◆ RECORDS PROVIDED ◆

══════════════════════════════

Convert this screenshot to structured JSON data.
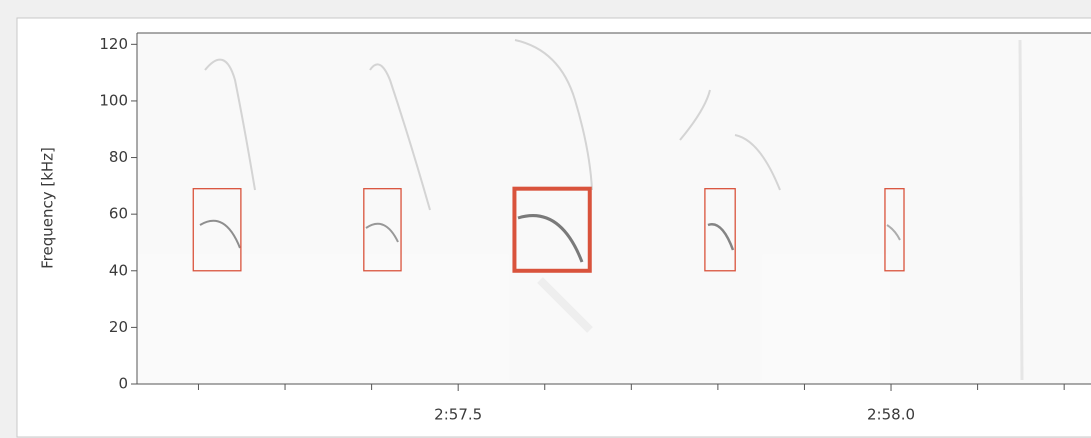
{
  "chart_data": {
    "type": "spectrogram",
    "ylabel": "Frequency [kHz]",
    "ylim": [
      0,
      124
    ],
    "yticks": [
      0,
      20,
      40,
      60,
      80,
      100,
      120
    ],
    "xlim": [
      177.129,
      178.231
    ],
    "xticks": [
      {
        "value": 177.5,
        "label": "2:57.5"
      },
      {
        "value": 178.0,
        "label": "2:58.0"
      }
    ],
    "xminorticks": [
      177.2,
      177.3,
      177.4,
      177.6,
      177.7,
      177.8,
      177.9,
      178.1,
      178.2
    ],
    "box_color": "#d9533c",
    "boxes": [
      {
        "start": 177.194,
        "end": 177.249,
        "low": 40,
        "high": 69
      },
      {
        "start": 177.391,
        "end": 177.434,
        "low": 40,
        "high": 69
      },
      {
        "start": 177.565,
        "end": 177.652,
        "low": 40,
        "high": 69
      },
      {
        "start": 177.785,
        "end": 177.82,
        "low": 40,
        "high": 69
      },
      {
        "start": 177.993,
        "end": 178.015,
        "low": 40,
        "high": 69
      }
    ],
    "selected_box": 2
  }
}
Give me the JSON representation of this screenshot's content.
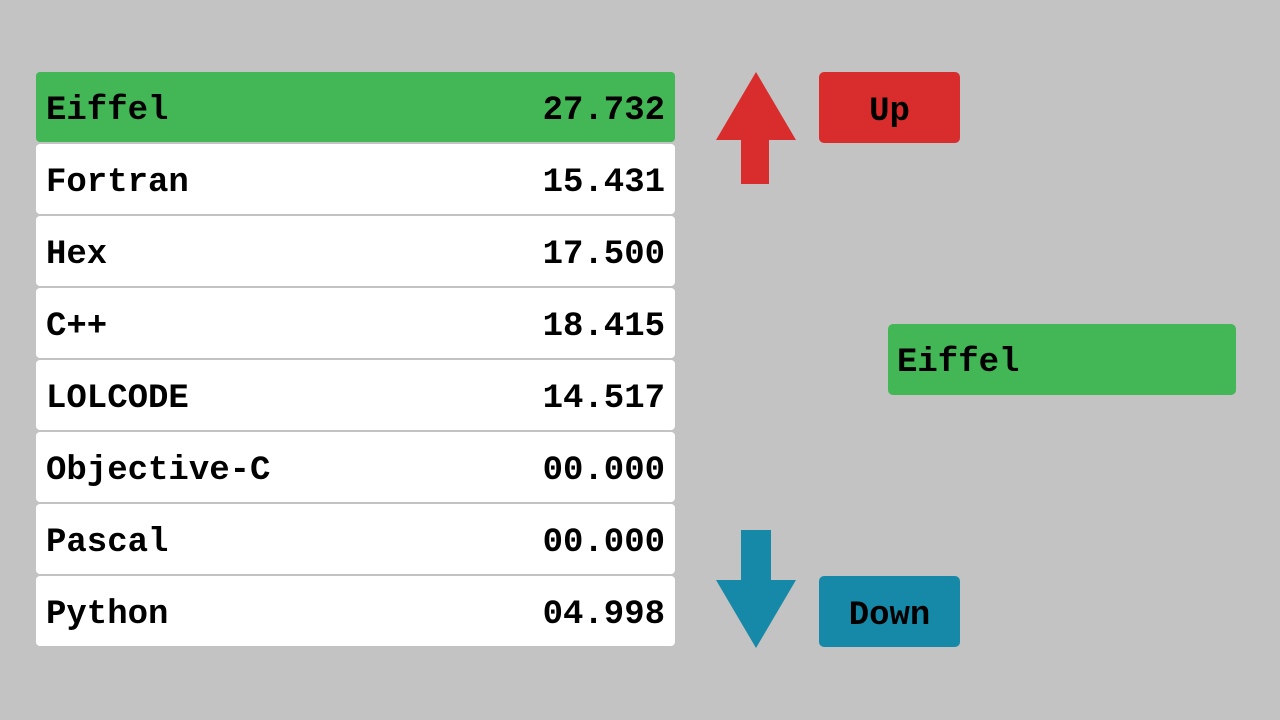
{
  "list": {
    "items": [
      {
        "label": "Eiffel",
        "value": "27.732",
        "selected": true
      },
      {
        "label": "Fortran",
        "value": "15.431",
        "selected": false
      },
      {
        "label": "Hex",
        "value": "17.500",
        "selected": false
      },
      {
        "label": "C++",
        "value": "18.415",
        "selected": false
      },
      {
        "label": "LOLCODE",
        "value": "14.517",
        "selected": false
      },
      {
        "label": "Objective-C",
        "value": "00.000",
        "selected": false
      },
      {
        "label": "Pascal",
        "value": "00.000",
        "selected": false
      },
      {
        "label": "Python",
        "value": "04.998",
        "selected": false
      }
    ]
  },
  "controls": {
    "up_label": "Up",
    "down_label": "Down",
    "up_color": "#d92c2c",
    "down_color": "#1789a8",
    "up_icon": "arrow-up-icon",
    "down_icon": "arrow-down-icon"
  },
  "selection": {
    "current": "Eiffel",
    "color": "#43b655"
  }
}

══════════════════════════════

◆ AIM OF THE TASK ◆
How many lines of the listing include the string "this"? Answer with the number alone.

◆ SOLUTION TO THE PROBLEM ◆
2